Exercise instructions: Below are some entries. Copy each line that holds the string "стоматолог".

[Dataset records]

[BEGIN]

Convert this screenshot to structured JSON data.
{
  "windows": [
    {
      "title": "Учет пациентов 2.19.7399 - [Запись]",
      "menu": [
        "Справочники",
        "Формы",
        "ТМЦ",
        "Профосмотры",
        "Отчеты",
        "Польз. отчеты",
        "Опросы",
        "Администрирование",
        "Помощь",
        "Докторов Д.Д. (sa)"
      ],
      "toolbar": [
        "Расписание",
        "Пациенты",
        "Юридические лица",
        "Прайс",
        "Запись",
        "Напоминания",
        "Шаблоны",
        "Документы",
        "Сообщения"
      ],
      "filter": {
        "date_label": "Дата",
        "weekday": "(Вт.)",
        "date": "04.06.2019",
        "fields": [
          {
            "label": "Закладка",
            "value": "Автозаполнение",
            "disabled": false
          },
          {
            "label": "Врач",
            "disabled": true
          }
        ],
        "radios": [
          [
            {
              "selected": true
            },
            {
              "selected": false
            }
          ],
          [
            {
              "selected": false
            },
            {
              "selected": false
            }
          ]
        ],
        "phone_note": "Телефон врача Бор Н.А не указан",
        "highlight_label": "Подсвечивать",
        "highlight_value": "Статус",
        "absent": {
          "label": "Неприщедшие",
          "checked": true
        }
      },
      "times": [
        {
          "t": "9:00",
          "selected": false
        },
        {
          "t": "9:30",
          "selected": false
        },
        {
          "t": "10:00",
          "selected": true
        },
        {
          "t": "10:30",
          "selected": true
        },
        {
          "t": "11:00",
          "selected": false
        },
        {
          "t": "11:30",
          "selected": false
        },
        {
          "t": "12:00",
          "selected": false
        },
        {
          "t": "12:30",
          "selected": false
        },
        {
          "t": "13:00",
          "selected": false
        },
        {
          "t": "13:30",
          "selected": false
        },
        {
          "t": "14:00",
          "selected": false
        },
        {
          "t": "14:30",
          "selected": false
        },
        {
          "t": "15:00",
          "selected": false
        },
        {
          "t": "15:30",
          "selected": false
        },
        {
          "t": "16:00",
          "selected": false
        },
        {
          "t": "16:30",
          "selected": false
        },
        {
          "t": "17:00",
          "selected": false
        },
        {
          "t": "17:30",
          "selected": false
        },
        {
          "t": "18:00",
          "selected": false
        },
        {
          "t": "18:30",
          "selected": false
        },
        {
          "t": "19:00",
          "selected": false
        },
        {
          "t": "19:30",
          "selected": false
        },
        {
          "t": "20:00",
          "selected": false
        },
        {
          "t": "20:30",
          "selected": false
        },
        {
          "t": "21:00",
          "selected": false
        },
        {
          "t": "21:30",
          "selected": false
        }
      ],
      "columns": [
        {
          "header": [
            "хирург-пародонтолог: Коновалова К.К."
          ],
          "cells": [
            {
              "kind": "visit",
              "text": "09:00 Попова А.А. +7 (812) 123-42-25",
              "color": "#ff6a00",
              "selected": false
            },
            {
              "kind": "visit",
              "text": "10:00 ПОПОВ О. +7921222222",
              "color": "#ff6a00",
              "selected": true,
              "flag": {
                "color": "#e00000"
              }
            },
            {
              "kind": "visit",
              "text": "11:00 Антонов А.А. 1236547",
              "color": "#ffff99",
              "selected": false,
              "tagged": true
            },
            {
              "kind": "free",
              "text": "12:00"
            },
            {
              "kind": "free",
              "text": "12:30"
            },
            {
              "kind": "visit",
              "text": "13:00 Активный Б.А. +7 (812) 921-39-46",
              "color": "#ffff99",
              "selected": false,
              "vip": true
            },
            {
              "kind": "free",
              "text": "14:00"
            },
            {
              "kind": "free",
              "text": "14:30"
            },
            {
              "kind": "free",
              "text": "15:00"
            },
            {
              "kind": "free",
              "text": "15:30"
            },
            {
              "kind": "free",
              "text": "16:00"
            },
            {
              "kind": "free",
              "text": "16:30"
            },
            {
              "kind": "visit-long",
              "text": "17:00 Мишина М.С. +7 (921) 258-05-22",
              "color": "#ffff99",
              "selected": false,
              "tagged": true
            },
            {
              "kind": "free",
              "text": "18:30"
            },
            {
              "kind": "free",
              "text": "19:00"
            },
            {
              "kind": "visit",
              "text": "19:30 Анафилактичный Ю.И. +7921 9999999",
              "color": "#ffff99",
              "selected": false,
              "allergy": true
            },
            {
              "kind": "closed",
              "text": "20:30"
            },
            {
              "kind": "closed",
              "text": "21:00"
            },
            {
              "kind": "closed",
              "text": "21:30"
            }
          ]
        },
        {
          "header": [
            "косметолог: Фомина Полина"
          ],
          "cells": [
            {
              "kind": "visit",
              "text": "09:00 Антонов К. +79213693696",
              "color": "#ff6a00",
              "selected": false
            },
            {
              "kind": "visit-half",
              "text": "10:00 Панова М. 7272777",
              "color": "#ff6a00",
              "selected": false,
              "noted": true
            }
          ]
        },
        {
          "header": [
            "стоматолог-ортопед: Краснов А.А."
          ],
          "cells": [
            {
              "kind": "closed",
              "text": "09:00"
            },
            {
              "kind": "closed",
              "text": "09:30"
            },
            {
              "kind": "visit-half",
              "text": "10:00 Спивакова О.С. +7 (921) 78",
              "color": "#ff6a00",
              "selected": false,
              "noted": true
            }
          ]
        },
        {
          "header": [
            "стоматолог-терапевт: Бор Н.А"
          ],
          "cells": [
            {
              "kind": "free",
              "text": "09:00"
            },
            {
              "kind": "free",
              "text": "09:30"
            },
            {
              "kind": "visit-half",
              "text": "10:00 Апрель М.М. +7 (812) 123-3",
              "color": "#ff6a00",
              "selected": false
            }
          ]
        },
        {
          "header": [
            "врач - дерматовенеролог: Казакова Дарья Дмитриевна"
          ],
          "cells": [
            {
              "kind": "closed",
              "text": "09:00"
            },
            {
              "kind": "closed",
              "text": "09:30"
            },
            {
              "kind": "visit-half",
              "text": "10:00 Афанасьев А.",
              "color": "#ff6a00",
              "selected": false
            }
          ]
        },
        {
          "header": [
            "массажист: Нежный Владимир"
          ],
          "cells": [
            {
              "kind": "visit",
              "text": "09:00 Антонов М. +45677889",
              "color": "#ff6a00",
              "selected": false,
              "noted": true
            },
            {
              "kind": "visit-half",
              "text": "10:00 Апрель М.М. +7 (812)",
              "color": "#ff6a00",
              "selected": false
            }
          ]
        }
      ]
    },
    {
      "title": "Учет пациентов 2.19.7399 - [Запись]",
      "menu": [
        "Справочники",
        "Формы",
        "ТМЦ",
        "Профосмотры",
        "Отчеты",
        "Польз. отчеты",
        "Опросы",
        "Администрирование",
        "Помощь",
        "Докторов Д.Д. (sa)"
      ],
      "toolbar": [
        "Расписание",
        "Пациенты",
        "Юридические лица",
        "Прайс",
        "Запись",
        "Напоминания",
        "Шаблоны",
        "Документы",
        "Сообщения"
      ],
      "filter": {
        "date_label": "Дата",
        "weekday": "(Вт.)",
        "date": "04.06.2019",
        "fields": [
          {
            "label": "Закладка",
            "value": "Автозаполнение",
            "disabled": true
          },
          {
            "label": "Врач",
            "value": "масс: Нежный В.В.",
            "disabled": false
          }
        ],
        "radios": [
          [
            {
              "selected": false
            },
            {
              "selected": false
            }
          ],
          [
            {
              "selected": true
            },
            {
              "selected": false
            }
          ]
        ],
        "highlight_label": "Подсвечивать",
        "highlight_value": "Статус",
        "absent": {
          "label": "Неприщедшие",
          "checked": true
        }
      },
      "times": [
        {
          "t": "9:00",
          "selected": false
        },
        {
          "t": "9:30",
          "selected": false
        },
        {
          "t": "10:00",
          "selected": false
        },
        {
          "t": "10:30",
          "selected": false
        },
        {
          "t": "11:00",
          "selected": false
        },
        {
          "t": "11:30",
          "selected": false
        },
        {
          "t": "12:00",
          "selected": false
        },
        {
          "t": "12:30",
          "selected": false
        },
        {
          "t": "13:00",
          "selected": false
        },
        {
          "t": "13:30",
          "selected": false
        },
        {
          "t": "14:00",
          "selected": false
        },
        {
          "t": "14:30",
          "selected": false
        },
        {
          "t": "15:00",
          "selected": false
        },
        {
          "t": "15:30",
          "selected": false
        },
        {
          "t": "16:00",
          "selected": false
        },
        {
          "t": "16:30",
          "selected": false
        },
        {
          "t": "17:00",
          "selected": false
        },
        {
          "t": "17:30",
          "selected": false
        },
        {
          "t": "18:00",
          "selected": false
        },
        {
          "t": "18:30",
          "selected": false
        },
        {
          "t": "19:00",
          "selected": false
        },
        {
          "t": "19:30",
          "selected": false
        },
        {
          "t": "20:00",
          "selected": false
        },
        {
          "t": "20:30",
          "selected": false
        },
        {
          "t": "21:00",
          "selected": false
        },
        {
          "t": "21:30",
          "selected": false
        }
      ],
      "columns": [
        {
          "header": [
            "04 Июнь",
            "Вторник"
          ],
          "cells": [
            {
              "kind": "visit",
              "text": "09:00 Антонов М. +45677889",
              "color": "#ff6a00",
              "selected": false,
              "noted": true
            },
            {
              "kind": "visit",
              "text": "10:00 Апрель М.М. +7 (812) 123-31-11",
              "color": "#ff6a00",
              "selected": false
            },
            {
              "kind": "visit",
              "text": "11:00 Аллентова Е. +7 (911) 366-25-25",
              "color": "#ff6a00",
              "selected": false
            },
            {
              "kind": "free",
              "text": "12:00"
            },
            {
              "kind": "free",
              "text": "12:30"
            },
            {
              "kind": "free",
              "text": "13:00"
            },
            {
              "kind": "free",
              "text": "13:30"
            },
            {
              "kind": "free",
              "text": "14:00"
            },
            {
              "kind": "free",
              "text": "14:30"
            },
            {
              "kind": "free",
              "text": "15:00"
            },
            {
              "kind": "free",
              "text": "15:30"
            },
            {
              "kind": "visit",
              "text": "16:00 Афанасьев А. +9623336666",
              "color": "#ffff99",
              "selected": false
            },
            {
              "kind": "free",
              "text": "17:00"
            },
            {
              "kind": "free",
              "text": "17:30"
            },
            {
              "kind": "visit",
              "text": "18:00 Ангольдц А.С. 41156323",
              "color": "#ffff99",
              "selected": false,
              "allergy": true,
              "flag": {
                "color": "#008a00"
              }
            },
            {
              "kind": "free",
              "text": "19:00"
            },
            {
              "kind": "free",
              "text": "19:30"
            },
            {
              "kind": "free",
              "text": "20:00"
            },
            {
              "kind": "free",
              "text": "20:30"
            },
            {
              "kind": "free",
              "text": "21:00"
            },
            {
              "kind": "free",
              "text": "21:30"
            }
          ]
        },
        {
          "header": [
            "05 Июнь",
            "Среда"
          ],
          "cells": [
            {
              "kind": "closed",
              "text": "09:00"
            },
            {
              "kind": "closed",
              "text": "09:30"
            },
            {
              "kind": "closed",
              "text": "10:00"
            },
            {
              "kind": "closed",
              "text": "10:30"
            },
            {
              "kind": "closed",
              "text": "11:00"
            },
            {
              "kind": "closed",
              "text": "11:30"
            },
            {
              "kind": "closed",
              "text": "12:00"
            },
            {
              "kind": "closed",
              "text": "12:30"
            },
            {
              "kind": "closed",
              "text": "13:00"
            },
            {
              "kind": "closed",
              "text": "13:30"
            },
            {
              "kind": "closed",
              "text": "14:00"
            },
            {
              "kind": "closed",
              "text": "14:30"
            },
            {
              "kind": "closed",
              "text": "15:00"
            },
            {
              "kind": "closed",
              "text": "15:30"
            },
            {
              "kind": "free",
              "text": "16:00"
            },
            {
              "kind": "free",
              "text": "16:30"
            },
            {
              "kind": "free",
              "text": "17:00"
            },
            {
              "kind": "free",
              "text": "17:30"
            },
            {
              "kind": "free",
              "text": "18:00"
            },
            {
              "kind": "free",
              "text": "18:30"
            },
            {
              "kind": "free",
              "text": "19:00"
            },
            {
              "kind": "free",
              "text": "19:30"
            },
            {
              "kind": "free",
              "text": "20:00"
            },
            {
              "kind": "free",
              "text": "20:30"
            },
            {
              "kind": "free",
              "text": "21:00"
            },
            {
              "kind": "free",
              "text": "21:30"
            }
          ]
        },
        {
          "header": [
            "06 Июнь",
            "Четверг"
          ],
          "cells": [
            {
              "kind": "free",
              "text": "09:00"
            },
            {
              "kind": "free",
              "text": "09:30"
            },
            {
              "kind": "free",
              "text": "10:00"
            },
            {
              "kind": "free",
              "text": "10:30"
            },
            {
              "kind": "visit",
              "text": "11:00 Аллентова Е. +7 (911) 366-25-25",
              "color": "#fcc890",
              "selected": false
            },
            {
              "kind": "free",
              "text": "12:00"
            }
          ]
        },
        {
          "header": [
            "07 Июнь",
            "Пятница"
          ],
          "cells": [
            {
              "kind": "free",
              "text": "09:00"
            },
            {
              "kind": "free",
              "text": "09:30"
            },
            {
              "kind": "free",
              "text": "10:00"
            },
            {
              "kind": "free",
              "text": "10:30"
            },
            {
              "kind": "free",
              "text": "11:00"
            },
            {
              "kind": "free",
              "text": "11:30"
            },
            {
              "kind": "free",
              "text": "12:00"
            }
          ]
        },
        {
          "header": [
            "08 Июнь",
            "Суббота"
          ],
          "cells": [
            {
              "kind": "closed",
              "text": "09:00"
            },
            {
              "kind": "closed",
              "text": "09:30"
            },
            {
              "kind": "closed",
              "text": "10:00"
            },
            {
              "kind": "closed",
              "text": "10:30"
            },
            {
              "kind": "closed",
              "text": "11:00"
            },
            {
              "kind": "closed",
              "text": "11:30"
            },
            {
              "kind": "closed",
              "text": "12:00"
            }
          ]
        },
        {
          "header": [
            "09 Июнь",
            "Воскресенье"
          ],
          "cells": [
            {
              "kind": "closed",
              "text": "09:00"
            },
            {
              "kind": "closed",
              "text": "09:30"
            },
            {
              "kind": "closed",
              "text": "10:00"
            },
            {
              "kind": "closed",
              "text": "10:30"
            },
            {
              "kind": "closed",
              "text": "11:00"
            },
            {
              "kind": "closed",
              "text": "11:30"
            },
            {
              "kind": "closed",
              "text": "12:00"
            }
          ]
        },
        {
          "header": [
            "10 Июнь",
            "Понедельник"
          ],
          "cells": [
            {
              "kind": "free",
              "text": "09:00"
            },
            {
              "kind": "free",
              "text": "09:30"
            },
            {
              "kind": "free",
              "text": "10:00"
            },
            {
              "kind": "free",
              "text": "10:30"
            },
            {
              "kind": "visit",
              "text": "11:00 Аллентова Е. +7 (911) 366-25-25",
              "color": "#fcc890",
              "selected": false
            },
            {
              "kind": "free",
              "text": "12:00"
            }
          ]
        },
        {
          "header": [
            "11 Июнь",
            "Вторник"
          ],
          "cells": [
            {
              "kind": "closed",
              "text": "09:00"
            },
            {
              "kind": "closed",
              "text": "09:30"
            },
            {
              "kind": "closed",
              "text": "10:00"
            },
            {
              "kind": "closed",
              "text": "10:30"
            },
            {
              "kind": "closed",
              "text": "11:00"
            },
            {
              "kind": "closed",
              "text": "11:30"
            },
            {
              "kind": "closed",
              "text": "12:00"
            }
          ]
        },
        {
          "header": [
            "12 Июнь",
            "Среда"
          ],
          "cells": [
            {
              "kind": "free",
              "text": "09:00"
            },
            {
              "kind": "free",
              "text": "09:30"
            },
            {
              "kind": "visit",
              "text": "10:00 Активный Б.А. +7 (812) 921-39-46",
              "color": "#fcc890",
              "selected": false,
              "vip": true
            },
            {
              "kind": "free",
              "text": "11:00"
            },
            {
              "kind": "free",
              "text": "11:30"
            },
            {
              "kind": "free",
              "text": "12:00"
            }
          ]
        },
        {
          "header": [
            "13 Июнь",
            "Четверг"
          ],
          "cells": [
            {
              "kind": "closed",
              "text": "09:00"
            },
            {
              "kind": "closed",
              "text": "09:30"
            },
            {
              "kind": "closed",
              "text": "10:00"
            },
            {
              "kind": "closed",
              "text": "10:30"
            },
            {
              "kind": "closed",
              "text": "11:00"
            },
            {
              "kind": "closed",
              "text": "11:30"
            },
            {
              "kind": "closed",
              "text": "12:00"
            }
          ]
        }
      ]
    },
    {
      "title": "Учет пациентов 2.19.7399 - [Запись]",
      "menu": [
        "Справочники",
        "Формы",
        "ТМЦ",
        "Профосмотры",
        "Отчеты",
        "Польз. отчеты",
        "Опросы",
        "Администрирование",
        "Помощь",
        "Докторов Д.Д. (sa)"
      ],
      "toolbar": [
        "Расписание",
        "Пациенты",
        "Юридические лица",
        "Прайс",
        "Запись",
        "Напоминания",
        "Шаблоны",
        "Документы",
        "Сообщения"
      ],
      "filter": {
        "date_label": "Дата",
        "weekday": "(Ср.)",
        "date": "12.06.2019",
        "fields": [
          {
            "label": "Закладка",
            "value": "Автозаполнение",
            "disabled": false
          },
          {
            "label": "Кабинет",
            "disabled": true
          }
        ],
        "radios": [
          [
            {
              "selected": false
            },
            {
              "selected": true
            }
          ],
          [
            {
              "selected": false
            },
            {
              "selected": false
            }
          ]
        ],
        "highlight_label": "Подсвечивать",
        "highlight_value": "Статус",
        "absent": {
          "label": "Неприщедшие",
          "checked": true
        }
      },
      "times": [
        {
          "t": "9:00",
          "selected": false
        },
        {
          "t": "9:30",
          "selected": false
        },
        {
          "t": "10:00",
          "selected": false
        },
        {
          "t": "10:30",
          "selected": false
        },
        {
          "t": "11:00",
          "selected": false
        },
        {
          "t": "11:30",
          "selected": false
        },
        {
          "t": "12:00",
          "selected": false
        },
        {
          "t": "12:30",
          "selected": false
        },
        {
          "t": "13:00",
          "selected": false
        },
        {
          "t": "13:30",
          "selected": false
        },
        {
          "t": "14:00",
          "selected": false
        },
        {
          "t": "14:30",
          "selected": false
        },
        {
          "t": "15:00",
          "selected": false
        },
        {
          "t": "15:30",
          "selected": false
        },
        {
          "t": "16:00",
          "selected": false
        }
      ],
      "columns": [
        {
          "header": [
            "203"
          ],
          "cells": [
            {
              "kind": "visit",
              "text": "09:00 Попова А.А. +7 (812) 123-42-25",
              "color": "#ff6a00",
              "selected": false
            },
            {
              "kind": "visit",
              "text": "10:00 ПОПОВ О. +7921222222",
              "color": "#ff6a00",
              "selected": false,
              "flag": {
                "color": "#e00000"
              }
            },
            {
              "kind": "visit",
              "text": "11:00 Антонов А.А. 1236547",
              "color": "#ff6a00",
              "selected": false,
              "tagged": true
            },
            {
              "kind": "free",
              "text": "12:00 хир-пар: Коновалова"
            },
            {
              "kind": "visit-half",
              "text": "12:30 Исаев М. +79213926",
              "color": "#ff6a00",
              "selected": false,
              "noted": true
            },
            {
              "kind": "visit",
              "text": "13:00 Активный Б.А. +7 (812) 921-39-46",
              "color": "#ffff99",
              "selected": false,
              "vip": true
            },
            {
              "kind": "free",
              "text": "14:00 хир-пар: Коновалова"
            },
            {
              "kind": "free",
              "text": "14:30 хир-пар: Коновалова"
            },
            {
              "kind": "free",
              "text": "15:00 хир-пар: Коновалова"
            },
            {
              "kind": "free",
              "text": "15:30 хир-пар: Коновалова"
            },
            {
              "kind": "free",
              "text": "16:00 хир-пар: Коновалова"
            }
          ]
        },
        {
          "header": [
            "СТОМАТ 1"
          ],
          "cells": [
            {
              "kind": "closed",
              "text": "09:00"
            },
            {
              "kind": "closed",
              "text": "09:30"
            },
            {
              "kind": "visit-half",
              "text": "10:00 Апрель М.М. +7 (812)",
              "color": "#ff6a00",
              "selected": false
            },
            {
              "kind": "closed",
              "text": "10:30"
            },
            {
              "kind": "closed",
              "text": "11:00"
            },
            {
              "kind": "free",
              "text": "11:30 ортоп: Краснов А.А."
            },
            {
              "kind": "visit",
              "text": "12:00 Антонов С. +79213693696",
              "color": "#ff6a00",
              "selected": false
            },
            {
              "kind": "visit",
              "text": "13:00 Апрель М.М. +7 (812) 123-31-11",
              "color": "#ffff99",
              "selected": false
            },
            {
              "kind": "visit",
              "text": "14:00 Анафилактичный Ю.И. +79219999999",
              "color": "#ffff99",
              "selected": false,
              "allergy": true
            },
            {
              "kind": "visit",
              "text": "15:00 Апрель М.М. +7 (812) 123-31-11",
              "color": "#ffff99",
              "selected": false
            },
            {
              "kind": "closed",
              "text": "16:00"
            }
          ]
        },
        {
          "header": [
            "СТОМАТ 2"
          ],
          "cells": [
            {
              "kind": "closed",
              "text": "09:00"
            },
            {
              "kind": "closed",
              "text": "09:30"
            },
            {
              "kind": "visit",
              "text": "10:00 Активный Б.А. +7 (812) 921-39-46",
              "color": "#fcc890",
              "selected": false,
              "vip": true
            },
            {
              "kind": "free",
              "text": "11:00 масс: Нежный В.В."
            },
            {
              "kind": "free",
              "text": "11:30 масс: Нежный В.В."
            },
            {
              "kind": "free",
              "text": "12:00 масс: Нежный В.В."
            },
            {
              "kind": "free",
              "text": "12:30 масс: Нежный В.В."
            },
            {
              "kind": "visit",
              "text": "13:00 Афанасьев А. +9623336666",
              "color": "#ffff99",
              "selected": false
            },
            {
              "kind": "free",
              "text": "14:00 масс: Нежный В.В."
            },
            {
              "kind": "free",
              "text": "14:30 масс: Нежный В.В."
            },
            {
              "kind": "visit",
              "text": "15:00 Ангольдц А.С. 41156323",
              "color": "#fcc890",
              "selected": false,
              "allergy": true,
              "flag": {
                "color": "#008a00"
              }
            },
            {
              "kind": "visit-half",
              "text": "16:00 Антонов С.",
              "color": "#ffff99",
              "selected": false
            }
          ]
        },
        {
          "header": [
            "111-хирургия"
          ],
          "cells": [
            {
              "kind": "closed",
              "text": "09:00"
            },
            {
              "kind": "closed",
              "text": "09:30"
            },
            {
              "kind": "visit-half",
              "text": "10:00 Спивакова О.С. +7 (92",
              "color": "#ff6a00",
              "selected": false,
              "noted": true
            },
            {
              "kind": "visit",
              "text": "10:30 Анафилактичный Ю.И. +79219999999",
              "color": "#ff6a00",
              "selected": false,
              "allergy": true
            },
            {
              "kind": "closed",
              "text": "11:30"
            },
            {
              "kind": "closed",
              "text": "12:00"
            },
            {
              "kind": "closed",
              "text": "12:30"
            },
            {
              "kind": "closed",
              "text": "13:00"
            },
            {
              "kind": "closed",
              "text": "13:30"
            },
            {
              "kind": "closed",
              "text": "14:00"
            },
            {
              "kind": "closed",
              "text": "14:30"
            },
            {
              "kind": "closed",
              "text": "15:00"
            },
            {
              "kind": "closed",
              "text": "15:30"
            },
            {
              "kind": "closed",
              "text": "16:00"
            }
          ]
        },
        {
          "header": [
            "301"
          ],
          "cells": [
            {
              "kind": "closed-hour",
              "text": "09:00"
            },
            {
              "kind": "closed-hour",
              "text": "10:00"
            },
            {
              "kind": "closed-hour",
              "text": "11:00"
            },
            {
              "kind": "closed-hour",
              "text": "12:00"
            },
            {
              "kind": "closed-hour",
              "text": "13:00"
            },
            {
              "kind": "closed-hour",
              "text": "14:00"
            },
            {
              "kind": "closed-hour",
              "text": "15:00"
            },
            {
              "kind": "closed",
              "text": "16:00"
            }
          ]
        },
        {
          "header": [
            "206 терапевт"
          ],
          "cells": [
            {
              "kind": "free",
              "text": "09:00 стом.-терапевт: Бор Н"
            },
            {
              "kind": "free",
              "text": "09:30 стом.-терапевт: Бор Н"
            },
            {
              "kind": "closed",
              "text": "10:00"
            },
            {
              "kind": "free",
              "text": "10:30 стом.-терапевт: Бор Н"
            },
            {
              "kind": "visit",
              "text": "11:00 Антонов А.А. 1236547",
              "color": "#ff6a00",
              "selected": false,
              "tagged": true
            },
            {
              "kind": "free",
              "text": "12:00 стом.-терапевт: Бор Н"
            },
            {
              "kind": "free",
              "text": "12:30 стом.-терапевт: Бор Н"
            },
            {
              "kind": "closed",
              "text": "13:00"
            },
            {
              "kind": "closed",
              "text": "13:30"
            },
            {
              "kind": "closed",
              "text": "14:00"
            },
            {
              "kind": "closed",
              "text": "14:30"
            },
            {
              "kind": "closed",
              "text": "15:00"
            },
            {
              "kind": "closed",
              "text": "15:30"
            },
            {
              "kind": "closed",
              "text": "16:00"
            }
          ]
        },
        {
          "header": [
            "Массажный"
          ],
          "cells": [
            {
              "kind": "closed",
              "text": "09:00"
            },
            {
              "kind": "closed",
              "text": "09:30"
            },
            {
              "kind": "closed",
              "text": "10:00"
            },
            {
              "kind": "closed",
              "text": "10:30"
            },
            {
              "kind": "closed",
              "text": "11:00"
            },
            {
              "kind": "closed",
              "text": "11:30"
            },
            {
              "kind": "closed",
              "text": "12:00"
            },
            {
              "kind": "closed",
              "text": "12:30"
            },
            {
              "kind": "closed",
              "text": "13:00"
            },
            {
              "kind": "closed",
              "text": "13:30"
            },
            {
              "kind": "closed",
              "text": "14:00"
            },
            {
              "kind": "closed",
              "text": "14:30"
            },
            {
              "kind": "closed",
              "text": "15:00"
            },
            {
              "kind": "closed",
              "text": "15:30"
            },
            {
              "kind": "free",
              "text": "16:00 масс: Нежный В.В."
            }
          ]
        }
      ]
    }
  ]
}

[END]

Problem solution:
            "стоматолог-ортопед: Краснов А.А."
            "стоматолог-терапевт: Бор Н.А"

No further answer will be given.